§ **Provided entries**
▽
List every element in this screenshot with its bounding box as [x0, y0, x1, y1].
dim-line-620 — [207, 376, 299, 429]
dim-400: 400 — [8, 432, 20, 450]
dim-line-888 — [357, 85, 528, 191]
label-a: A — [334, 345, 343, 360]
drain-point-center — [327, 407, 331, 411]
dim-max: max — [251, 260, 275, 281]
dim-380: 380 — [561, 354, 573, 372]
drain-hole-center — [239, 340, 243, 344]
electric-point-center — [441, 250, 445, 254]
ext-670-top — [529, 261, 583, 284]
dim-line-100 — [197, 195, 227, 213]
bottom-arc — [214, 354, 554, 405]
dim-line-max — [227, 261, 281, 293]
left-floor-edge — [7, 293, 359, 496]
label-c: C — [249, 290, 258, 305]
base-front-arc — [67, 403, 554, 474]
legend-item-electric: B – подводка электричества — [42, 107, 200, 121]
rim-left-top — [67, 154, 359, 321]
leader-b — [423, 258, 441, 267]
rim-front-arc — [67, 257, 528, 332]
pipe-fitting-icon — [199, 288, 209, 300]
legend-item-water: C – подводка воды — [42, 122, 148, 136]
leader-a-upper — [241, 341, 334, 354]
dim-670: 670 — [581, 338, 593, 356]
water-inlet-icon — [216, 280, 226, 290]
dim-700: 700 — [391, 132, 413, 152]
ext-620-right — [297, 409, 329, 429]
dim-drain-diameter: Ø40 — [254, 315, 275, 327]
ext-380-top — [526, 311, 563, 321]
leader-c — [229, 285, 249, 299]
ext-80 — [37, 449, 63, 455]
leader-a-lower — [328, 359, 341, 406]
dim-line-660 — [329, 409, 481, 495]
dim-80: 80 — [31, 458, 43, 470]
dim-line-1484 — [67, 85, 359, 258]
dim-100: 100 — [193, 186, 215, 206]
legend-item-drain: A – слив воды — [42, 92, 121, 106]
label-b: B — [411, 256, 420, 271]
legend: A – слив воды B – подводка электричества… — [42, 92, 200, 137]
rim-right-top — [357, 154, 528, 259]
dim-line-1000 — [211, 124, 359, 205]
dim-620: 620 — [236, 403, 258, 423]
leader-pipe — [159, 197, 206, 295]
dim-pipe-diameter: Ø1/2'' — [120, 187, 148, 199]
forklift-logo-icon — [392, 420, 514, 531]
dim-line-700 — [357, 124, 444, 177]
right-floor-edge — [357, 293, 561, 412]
△
▽
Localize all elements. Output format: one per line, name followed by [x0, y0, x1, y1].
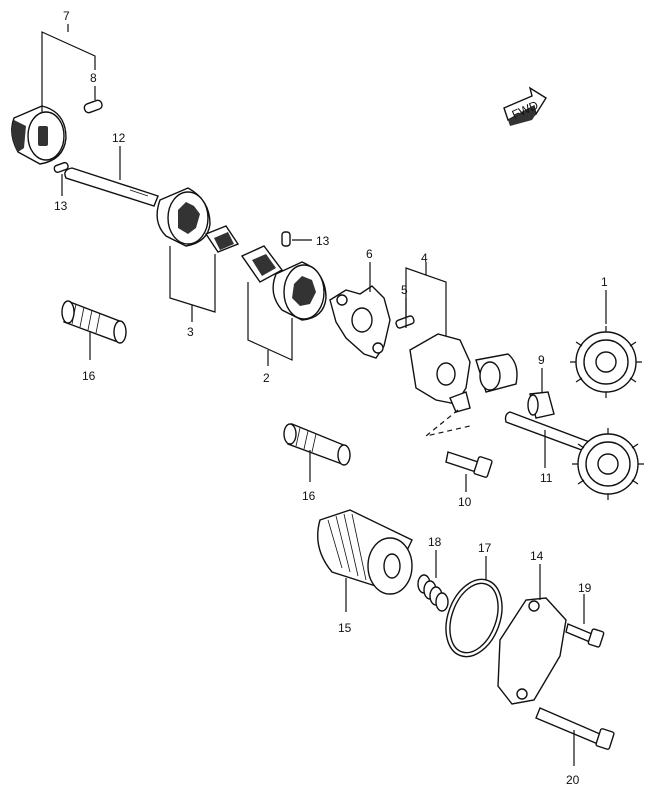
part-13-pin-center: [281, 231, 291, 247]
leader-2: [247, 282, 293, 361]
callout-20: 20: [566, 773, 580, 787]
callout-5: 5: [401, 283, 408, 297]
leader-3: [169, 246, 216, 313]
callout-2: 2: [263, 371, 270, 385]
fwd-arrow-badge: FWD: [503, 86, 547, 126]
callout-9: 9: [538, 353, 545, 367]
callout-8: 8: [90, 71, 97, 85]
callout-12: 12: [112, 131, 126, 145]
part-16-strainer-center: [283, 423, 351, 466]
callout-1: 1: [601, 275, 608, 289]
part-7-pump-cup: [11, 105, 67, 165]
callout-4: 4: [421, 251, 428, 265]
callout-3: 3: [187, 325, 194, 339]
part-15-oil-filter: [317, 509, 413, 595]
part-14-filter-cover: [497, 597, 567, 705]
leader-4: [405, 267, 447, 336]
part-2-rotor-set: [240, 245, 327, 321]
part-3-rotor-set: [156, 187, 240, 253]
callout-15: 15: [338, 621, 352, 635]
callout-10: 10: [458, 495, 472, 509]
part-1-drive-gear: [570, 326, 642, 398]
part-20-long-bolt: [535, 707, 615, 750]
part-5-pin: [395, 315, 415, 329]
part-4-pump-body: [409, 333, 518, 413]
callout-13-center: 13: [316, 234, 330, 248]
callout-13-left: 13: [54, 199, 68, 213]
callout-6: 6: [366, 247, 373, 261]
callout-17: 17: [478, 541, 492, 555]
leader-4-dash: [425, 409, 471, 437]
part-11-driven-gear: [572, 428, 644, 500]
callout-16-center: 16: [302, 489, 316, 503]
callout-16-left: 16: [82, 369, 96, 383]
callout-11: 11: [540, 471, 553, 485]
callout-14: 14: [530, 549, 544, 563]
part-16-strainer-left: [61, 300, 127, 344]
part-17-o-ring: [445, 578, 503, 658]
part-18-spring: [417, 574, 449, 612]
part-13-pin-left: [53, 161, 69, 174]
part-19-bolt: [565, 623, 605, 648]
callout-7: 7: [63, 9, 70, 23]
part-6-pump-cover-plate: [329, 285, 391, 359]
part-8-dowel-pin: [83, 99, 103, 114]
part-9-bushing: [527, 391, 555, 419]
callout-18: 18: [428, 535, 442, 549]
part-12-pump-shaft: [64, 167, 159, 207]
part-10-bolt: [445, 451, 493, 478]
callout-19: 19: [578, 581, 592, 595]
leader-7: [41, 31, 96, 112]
△
§ **Given exercise**
Rewrite the lines starting at the one containing "List every element" and stopping after the one containing "ext-620-right — [297, 409, 329, 429]", with "rim-front-arc" changed to "rim-front-curve" and nothing else altered.

§ **The completed task**
List every element in this screenshot with its bounding box as [x0, y0, x1, y1].
dim-line-620 — [207, 376, 299, 429]
dim-400: 400 — [8, 432, 20, 450]
dim-line-888 — [357, 85, 528, 191]
label-a: A — [334, 345, 343, 360]
drain-point-center — [327, 407, 331, 411]
dim-max: max — [251, 260, 275, 281]
dim-380: 380 — [561, 354, 573, 372]
drain-hole-center — [239, 340, 243, 344]
electric-point-center — [441, 250, 445, 254]
ext-670-top — [529, 261, 583, 284]
dim-line-100 — [197, 195, 227, 213]
bottom-arc — [214, 354, 554, 405]
dim-line-max — [227, 261, 281, 293]
left-floor-edge — [7, 293, 359, 496]
label-c: C — [249, 290, 258, 305]
base-front-arc — [67, 403, 554, 474]
legend-item-electric: B – подводка электричества — [42, 107, 200, 121]
rim-left-top — [67, 154, 359, 321]
leader-b — [423, 258, 441, 267]
rim-front-curve — [67, 257, 528, 332]
pipe-fitting-icon — [199, 288, 209, 300]
legend-item-water: C – подводка воды — [42, 122, 148, 136]
leader-a-upper — [241, 341, 334, 354]
dim-670: 670 — [581, 338, 593, 356]
water-inlet-icon — [216, 280, 226, 290]
dim-700: 700 — [391, 132, 413, 152]
ext-620-right — [297, 409, 329, 429]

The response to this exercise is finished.